►

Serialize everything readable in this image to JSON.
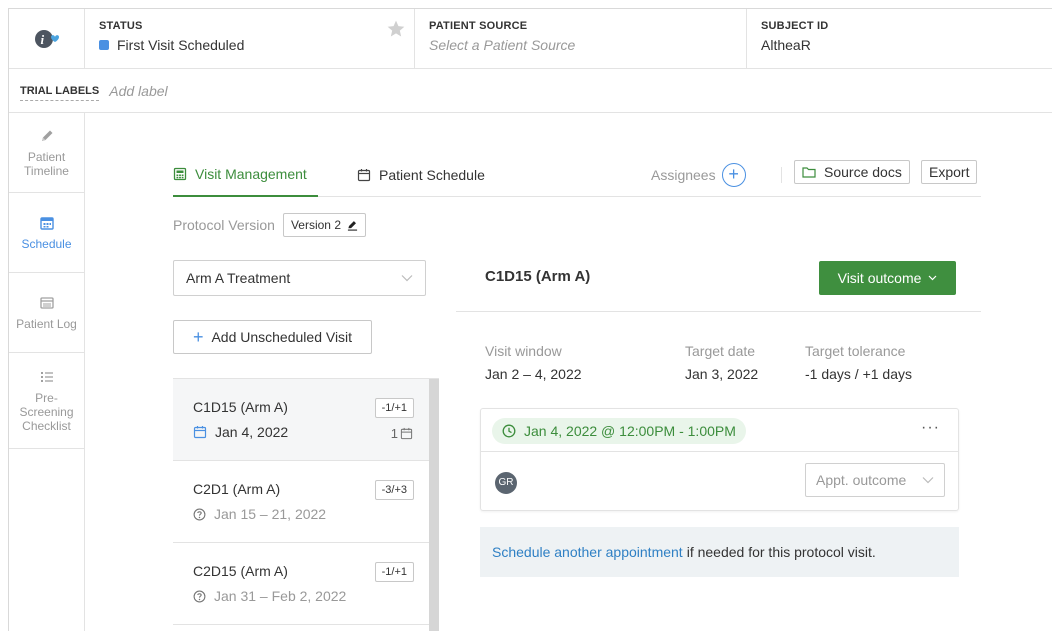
{
  "header": {
    "status_label": "STATUS",
    "status_value": "First Visit Scheduled",
    "status_color": "#4a90e2",
    "patient_source_label": "PATIENT SOURCE",
    "patient_source_placeholder": "Select a Patient Source",
    "subject_id_label": "SUBJECT ID",
    "subject_id_value": "AltheaR"
  },
  "trial_labels": {
    "label": "TRIAL LABELS",
    "placeholder": "Add label"
  },
  "sidebar": {
    "items": [
      {
        "label": "Patient Timeline",
        "icon": "pencil-icon"
      },
      {
        "label": "Schedule",
        "icon": "calendar-icon",
        "active": true
      },
      {
        "label": "Patient Log",
        "icon": "log-icon"
      },
      {
        "label": "Pre-Screening Checklist",
        "icon": "checklist-icon"
      }
    ]
  },
  "tabs": {
    "visit_management": "Visit Management",
    "patient_schedule": "Patient Schedule",
    "assignees": "Assignees",
    "source_docs": "Source docs",
    "export": "Export"
  },
  "protocol": {
    "label": "Protocol Version",
    "version": "Version 2"
  },
  "arm_select": {
    "value": "Arm A Treatment"
  },
  "add_visit_label": "Add Unscheduled Visit",
  "visits": [
    {
      "name": "C1D15 (Arm A)",
      "tolerance": "-1/+1",
      "date": "Jan 4, 2022",
      "count": "1",
      "selected": true
    },
    {
      "name": "C2D1 (Arm A)",
      "tolerance": "-3/+3",
      "date": "Jan 15 – 21, 2022"
    },
    {
      "name": "C2D15 (Arm A)",
      "tolerance": "-1/+1",
      "date": "Jan 31 – Feb 2, 2022"
    }
  ],
  "detail": {
    "title": "C1D15 (Arm A)",
    "outcome_button": "Visit outcome",
    "visit_window_label": "Visit window",
    "visit_window_value": "Jan 2 – 4, 2022",
    "target_date_label": "Target date",
    "target_date_value": "Jan 3, 2022",
    "target_tolerance_label": "Target tolerance",
    "target_tolerance_value": "-1 days / +1 days",
    "appointment_time": "Jan 4, 2022 @ 12:00PM - 1:00PM",
    "more_menu": "···",
    "assignee_initials": "GR",
    "appt_outcome_placeholder": "Appt. outcome",
    "schedule_link": "Schedule another appointment",
    "schedule_note": "if needed for this protocol visit."
  },
  "colors": {
    "accent_green": "#3c8d3c",
    "accent_blue": "#4a90e2",
    "link_blue": "#2f80c4"
  }
}
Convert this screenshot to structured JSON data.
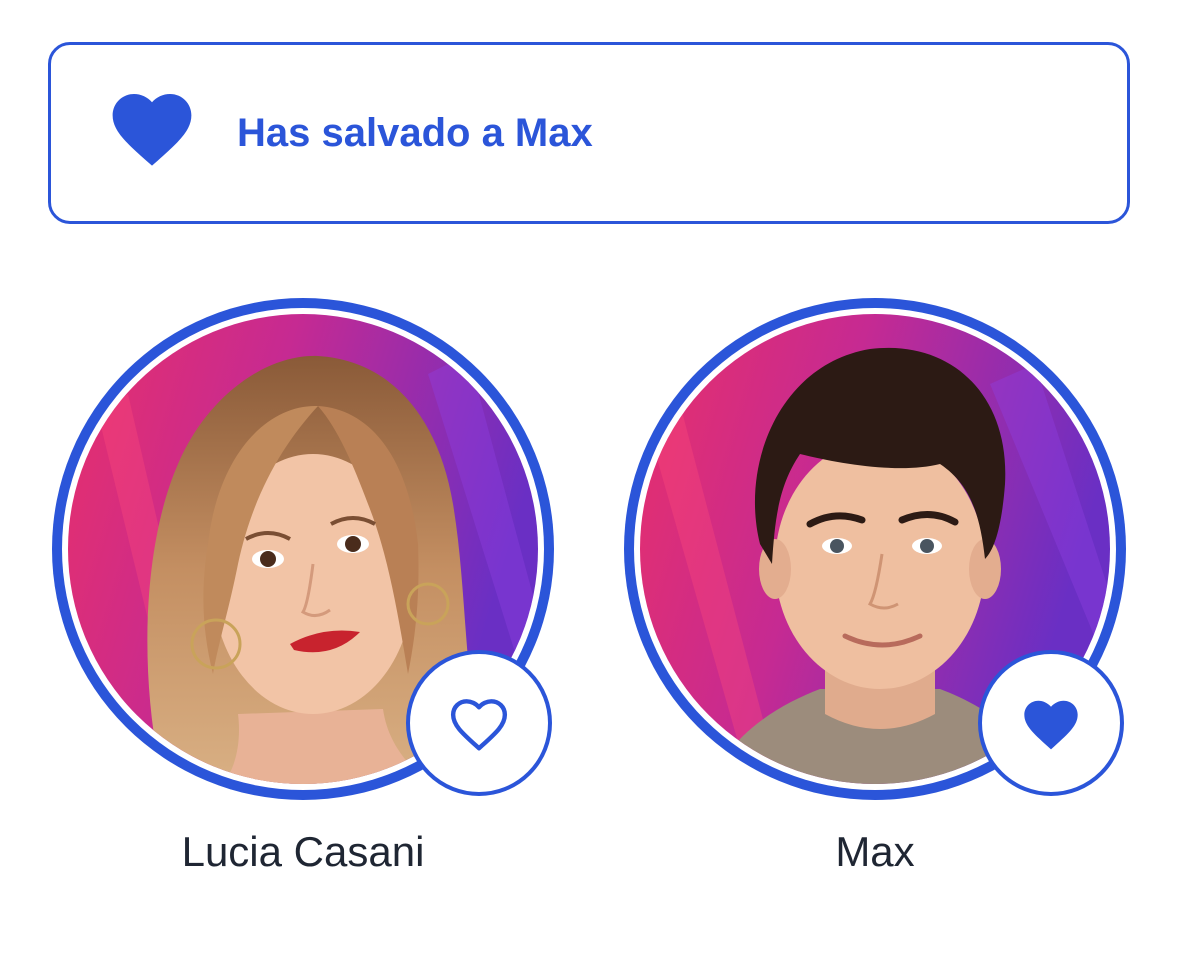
{
  "banner": {
    "text": "Has salvado a Max",
    "icon": "heart-filled-icon"
  },
  "contestants": [
    {
      "name": "Lucia Casani",
      "saved": false,
      "vote_icon": "heart-outline-icon"
    },
    {
      "name": "Max",
      "saved": true,
      "vote_icon": "heart-filled-icon"
    }
  ],
  "colors": {
    "accent": "#2b55d9",
    "name_text": "#1f2633",
    "background": "#ffffff"
  }
}
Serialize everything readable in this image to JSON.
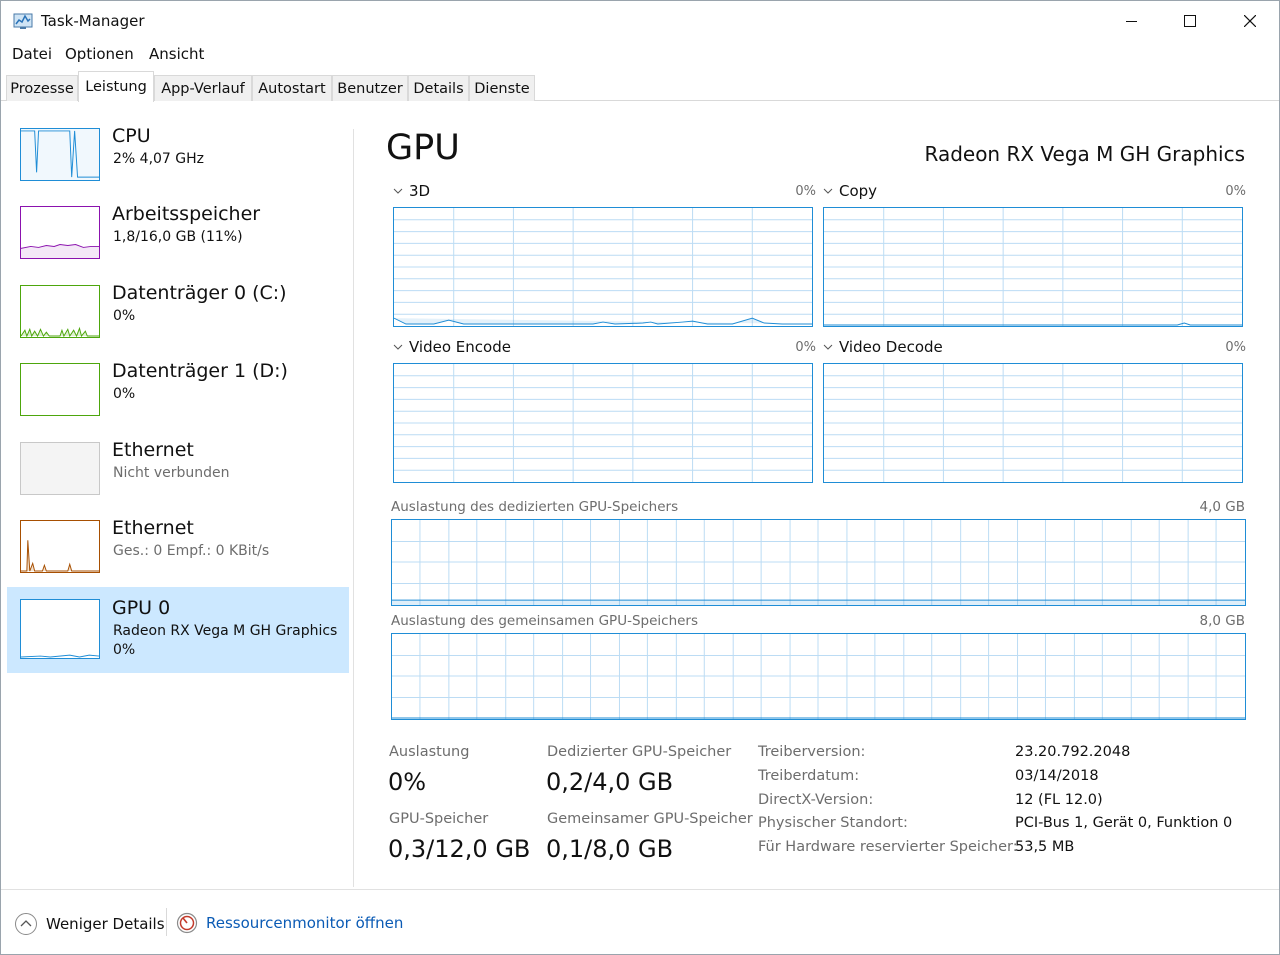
{
  "window": {
    "title": "Task-Manager"
  },
  "menu": [
    "Datei",
    "Optionen",
    "Ansicht"
  ],
  "tabs": [
    "Prozesse",
    "Leistung",
    "App-Verlauf",
    "Autostart",
    "Benutzer",
    "Details",
    "Dienste"
  ],
  "active_tab": "Leistung",
  "sidebar": {
    "items": [
      {
        "title": "CPU",
        "line1": "2% 4,07 GHz",
        "line2": "",
        "color": "#1f8dd6",
        "fill": "#f1f8fd",
        "selected": false
      },
      {
        "title": "Arbeitsspeicher",
        "line1": "1,8/16,0 GB (11%)",
        "line2": "",
        "color": "#8b12ae",
        "fill": "#f4e8f7",
        "selected": false
      },
      {
        "title": "Datenträger 0 (C:)",
        "line1": "0%",
        "line2": "",
        "color": "#4da60c",
        "fill": "#f0f8ea",
        "selected": false
      },
      {
        "title": "Datenträger 1 (D:)",
        "line1": "0%",
        "line2": "",
        "color": "#4da60c",
        "fill": "#ffffff",
        "selected": false
      },
      {
        "title": "Ethernet",
        "line1": "Nicht verbunden",
        "line2": "",
        "color": "#c8c8c8",
        "fill": "#f4f4f4",
        "selected": false
      },
      {
        "title": "Ethernet",
        "line1": "Ges.: 0 Empf.: 0 KBit/s",
        "line2": "",
        "color": "#a74f01",
        "fill": "#ffffff",
        "selected": false
      },
      {
        "title": "GPU 0",
        "line1": "Radeon RX Vega M GH Graphics",
        "line2": "0%",
        "color": "#1f8dd6",
        "fill": "#ffffff",
        "selected": true
      }
    ]
  },
  "main": {
    "title": "GPU",
    "model": "Radeon RX Vega M GH Graphics",
    "engines": [
      {
        "name": "3D",
        "pct": "0%"
      },
      {
        "name": "Copy",
        "pct": "0%"
      },
      {
        "name": "Video Encode",
        "pct": "0%"
      },
      {
        "name": "Video Decode",
        "pct": "0%"
      }
    ],
    "dedicated_label": "Auslastung des dedizierten GPU-Speichers",
    "dedicated_max": "4,0 GB",
    "shared_label": "Auslastung des gemeinsamen GPU-Speichers",
    "shared_max": "8,0 GB"
  },
  "stats": {
    "usage_label": "Auslastung",
    "usage_value": "0%",
    "dedicated_label": "Dedizierter GPU-Speicher",
    "dedicated_value": "0,2/4,0 GB",
    "gpu_mem_label": "GPU-Speicher",
    "gpu_mem_value": "0,3/12,0 GB",
    "shared_label": "Gemeinsamer GPU-Speicher",
    "shared_value": "0,1/8,0 GB"
  },
  "info": [
    {
      "label": "Treiberversion:",
      "value": "23.20.792.2048"
    },
    {
      "label": "Treiberdatum:",
      "value": "03/14/2018"
    },
    {
      "label": "DirectX-Version:",
      "value": "12 (FL 12.0)"
    },
    {
      "label": "Physischer Standort:",
      "value": "PCI-Bus 1, Gerät 0, Funktion 0"
    },
    {
      "label": "Für Hardware reservierter Speicher:",
      "value": "53,5 MB"
    }
  ],
  "footer": {
    "less_details": "Weniger Details",
    "resource_monitor": "Ressourcenmonitor öffnen"
  },
  "colors": {
    "accent": "#1f8dd6",
    "grid": "#bcdcf4",
    "selected_bg": "#cce8ff",
    "link": "#0b5bb5"
  }
}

◄

Objective - Search the lines above for the string "Details" and copy each line that has it.

Result -
    "Details",
    "less_details": "Weniger Details",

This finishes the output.